What you should do: Rewrite the lines below so that "entry-headword" becomes "headword" wherever it occurs, with everything else left unchanged.

Dataset entries:
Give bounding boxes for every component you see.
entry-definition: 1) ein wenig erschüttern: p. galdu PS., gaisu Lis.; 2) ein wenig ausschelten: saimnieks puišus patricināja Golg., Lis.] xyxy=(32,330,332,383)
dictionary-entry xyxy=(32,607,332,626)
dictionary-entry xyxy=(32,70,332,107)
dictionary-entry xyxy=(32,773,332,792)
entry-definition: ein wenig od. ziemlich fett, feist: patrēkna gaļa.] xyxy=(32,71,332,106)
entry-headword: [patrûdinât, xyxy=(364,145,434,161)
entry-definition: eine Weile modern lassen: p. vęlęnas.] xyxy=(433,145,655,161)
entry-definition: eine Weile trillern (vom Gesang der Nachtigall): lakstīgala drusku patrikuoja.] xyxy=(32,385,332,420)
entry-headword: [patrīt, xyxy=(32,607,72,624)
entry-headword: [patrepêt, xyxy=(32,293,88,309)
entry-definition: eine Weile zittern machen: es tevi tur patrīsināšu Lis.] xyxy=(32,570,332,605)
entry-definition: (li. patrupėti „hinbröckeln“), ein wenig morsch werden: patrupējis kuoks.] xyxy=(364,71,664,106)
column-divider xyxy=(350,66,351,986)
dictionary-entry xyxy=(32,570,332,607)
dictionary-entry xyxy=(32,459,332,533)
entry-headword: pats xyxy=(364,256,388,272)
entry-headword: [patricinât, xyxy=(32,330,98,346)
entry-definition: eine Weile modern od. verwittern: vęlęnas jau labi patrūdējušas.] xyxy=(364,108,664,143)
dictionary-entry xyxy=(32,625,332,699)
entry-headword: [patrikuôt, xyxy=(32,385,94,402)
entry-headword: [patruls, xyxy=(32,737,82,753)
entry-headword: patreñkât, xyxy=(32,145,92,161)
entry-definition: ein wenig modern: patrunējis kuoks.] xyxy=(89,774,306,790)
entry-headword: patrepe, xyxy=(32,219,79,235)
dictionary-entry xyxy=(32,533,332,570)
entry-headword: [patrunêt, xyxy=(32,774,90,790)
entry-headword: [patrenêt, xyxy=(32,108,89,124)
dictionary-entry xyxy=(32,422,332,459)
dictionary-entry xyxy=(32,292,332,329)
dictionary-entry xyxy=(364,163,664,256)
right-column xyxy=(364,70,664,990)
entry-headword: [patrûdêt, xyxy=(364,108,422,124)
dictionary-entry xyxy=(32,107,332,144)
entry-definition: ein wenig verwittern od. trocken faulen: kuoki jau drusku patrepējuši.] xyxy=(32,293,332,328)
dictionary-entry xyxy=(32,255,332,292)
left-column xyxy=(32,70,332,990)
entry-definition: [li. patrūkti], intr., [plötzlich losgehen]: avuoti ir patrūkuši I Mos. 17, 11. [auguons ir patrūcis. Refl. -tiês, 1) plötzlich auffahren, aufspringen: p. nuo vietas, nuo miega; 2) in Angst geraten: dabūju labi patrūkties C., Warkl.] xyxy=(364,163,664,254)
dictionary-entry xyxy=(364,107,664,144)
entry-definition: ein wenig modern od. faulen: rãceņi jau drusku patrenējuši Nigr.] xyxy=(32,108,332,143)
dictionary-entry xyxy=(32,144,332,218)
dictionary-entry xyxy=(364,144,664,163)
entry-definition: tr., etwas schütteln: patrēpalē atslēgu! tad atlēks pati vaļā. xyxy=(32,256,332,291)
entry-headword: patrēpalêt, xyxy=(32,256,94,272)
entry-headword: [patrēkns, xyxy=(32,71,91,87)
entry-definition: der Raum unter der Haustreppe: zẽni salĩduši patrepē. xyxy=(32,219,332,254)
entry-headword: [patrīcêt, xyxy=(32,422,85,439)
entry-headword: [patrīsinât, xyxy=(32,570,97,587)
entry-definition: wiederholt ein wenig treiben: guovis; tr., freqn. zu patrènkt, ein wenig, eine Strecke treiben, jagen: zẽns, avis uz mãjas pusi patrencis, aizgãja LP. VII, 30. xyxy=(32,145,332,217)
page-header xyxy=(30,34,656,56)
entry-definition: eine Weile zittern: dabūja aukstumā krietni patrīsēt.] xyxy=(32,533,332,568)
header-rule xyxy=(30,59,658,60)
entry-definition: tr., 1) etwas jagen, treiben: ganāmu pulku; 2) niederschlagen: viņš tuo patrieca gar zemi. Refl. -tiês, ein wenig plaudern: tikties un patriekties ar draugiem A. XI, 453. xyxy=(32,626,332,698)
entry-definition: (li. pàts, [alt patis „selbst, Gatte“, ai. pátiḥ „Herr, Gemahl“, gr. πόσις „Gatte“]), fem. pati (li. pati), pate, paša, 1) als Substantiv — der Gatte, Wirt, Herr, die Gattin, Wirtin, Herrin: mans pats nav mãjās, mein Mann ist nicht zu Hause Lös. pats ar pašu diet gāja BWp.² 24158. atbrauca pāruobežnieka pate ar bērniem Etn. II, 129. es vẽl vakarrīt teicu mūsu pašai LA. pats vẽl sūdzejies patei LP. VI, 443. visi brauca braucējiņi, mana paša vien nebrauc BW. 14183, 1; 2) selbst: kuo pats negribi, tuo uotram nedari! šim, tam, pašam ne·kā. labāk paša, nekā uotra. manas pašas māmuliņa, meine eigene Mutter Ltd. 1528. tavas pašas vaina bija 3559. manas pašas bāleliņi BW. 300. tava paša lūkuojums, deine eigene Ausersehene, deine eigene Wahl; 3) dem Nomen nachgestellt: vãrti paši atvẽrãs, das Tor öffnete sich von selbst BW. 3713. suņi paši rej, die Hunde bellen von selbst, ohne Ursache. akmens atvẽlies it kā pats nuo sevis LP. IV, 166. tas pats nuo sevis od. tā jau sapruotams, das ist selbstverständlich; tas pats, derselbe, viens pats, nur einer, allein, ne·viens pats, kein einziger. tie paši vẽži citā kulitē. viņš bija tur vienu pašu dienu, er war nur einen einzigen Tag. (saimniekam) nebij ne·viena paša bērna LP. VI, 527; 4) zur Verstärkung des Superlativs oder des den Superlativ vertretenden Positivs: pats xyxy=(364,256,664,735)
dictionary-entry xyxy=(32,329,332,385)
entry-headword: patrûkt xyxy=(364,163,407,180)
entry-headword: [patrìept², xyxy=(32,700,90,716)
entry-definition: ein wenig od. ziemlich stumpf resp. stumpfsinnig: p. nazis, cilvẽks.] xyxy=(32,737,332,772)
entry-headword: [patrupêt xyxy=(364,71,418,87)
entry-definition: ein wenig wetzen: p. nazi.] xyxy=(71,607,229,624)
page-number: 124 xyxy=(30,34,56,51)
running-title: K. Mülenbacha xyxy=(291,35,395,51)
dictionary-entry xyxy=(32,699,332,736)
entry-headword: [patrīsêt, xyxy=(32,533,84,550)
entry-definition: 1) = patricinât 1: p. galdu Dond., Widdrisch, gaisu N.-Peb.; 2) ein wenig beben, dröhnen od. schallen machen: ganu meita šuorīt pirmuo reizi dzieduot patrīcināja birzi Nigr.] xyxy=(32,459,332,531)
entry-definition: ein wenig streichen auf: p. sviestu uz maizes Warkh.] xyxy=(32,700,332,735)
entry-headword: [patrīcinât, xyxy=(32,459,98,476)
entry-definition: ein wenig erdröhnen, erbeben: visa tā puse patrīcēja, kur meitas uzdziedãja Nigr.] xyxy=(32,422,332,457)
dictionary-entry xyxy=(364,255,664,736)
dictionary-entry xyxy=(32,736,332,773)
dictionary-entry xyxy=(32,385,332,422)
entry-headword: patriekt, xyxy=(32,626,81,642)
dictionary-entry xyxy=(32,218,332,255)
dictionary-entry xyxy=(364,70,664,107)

Response to this exercise:
Give bounding boxes for every component you see.
entry-definition: 1) ein wenig erschüttern: p. galdu PS., gaisu Lis.; 2) ein wenig ausschelten: saimnieks puišus patricināja Golg., Lis.] xyxy=(32,330,332,383)
dictionary-entry xyxy=(32,607,332,626)
dictionary-entry xyxy=(32,70,332,107)
dictionary-entry xyxy=(32,773,332,792)
entry-definition: ein wenig od. ziemlich fett, feist: patrēkna gaļa.] xyxy=(32,71,332,106)
headword: [patrûdinât, xyxy=(364,145,434,161)
entry-definition: eine Weile modern lassen: p. vęlęnas.] xyxy=(433,145,655,161)
entry-definition: eine Weile trillern (vom Gesang der Nachtigall): lakstīgala drusku patrikuoja.] xyxy=(32,385,332,420)
headword: [patrīt, xyxy=(32,607,72,624)
headword: [patrepêt, xyxy=(32,293,88,309)
entry-definition: eine Weile zittern machen: es tevi tur patrīsināšu Lis.] xyxy=(32,570,332,605)
entry-definition: (li. patrupėti „hinbröckeln“), ein wenig morsch werden: patrupējis kuoks.] xyxy=(364,71,664,106)
column-divider xyxy=(350,66,351,986)
dictionary-entry xyxy=(32,570,332,607)
dictionary-entry xyxy=(32,459,332,533)
headword: pats xyxy=(364,256,388,272)
headword: [patricinât, xyxy=(32,330,98,346)
entry-definition: eine Weile modern od. verwittern: vęlęnas jau labi patrūdējušas.] xyxy=(364,108,664,143)
dictionary-entry xyxy=(32,625,332,699)
headword: [patrikuôt, xyxy=(32,385,94,402)
headword: [patruls, xyxy=(32,737,82,753)
headword: patreñkât, xyxy=(32,145,92,161)
entry-definition: ein wenig modern: patrunējis kuoks.] xyxy=(89,774,306,790)
headword: patrepe, xyxy=(32,219,79,235)
dictionary-entry xyxy=(32,533,332,570)
headword: [patrunêt, xyxy=(32,774,90,790)
headword: [patrenêt, xyxy=(32,108,89,124)
dictionary-entry xyxy=(32,422,332,459)
dictionary-entry xyxy=(32,292,332,329)
dictionary-entry xyxy=(364,163,664,256)
right-column xyxy=(364,70,664,990)
headword: [patrûdêt, xyxy=(364,108,422,124)
dictionary-entry xyxy=(32,107,332,144)
entry-definition: ein wenig verwittern od. trocken faulen: kuoki jau drusku patrepējuši.] xyxy=(32,293,332,328)
dictionary-entry xyxy=(32,255,332,292)
left-column xyxy=(32,70,332,990)
entry-definition: [li. patrūkti], intr., [plötzlich losgehen]: avuoti ir patrūkuši I Mos. 17, 11. [auguons ir patrūcis. Refl. -tiês, 1) plötzlich auffahren, aufspringen: p. nuo vietas, nuo miega; 2) in Angst geraten: dabūju labi patrūkties C., Warkl.] xyxy=(364,163,664,254)
dictionary-entry xyxy=(364,107,664,144)
entry-definition: ein wenig modern od. faulen: rãceņi jau drusku patrenējuši Nigr.] xyxy=(32,108,332,143)
dictionary-entry xyxy=(32,144,332,218)
dictionary-entry xyxy=(364,144,664,163)
entry-definition: tr., etwas schütteln: patrēpalē atslēgu! tad atlēks pati vaļā. xyxy=(32,256,332,291)
headword: patrēpalêt, xyxy=(32,256,94,272)
headword: [patrēkns, xyxy=(32,71,91,87)
entry-definition: der Raum unter der Haustreppe: zẽni salĩduši patrepē. xyxy=(32,219,332,254)
headword: [patrīcêt, xyxy=(32,422,85,439)
headword: [patrīsinât, xyxy=(32,570,97,587)
entry-definition: wiederholt ein wenig treiben: guovis; tr., freqn. zu patrènkt, ein wenig, eine Strecke treiben, jagen: zẽns, avis uz mãjas pusi patrencis, aizgãja LP. VII, 30. xyxy=(32,145,332,217)
page-header xyxy=(30,34,656,56)
entry-definition: eine Weile zittern: dabūja aukstumā krietni patrīsēt.] xyxy=(32,533,332,568)
header-rule xyxy=(30,59,658,60)
entry-definition: tr., 1) etwas jagen, treiben: ganāmu pulku; 2) niederschlagen: viņš tuo patrieca gar zemi. Refl. -tiês, ein wenig plaudern: tikties un patriekties ar draugiem A. XI, 453. xyxy=(32,626,332,698)
entry-definition: (li. pàts, [alt patis „selbst, Gatte“, ai. pátiḥ „Herr, Gemahl“, gr. πόσις „Gatte“]), fem. pati (li. pati), pate, paša, 1) als Substantiv — der Gatte, Wirt, Herr, die Gattin, Wirtin, Herrin: mans pats nav mãjās, mein Mann ist nicht zu Hause Lös. pats ar pašu diet gāja BWp.² 24158. atbrauca pāruobežnieka pate ar bērniem Etn. II, 129. es vẽl vakarrīt teicu mūsu pašai LA. pats vẽl sūdzejies patei LP. VI, 443. visi brauca braucējiņi, mana paša vien nebrauc BW. 14183, 1; 2) selbst: kuo pats negribi, tuo uotram nedari! šim, tam, pašam ne·kā. labāk paša, nekā uotra. manas pašas māmuliņa, meine eigene Mutter Ltd. 1528. tavas pašas vaina bija 3559. manas pašas bāleliņi BW. 300. tava paša lūkuojums, deine eigene Ausersehene, deine eigene Wahl; 3) dem Nomen nachgestellt: vãrti paši atvẽrãs, das Tor öffnete sich von selbst BW. 3713. suņi paši rej, die Hunde bellen von selbst, ohne Ursache. akmens atvẽlies it kā pats nuo sevis LP. IV, 166. tas pats nuo sevis od. tā jau sapruotams, das ist selbstverständlich; tas pats, derselbe, viens pats, nur einer, allein, ne·viens pats, kein einziger. tie paši vẽži citā kulitē. viņš bija tur vienu pašu dienu, er war nur einen einzigen Tag. (saimniekam) nebij ne·viena paša bērna LP. VI, 527; 4) zur Verstärkung des Superlativs oder des den Superlativ vertretenden Positivs: pats xyxy=(364,256,664,735)
dictionary-entry xyxy=(32,329,332,385)
headword: patrûkt xyxy=(364,163,407,180)
headword: [patrìept², xyxy=(32,700,90,716)
entry-definition: ein wenig od. ziemlich stumpf resp. stumpfsinnig: p. nazis, cilvẽks.] xyxy=(32,737,332,772)
headword: [patrupêt xyxy=(364,71,418,87)
entry-definition: ein wenig wetzen: p. nazi.] xyxy=(71,607,229,624)
page-number: 124 xyxy=(30,34,56,51)
running-title: K. Mülenbacha xyxy=(291,35,395,51)
dictionary-entry xyxy=(32,699,332,736)
headword: [patrīsêt, xyxy=(32,533,84,550)
entry-definition: 1) = patricinât 1: p. galdu Dond., Widdrisch, gaisu N.-Peb.; 2) ein wenig beben, dröhnen od. schallen machen: ganu meita šuorīt pirmuo reizi dzieduot patrīcināja birzi Nigr.] xyxy=(32,459,332,531)
entry-definition: ein wenig streichen auf: p. sviestu uz maizes Warkh.] xyxy=(32,700,332,735)
headword: [patrīcinât, xyxy=(32,459,98,476)
entry-definition: ein wenig erdröhnen, erbeben: visa tā puse patrīcēja, kur meitas uzdziedãja Nigr.] xyxy=(32,422,332,457)
dictionary-entry xyxy=(364,255,664,736)
dictionary-entry xyxy=(32,736,332,773)
dictionary-entry xyxy=(32,385,332,422)
headword: patriekt, xyxy=(32,626,81,642)
dictionary-entry xyxy=(32,218,332,255)
dictionary-entry xyxy=(364,70,664,107)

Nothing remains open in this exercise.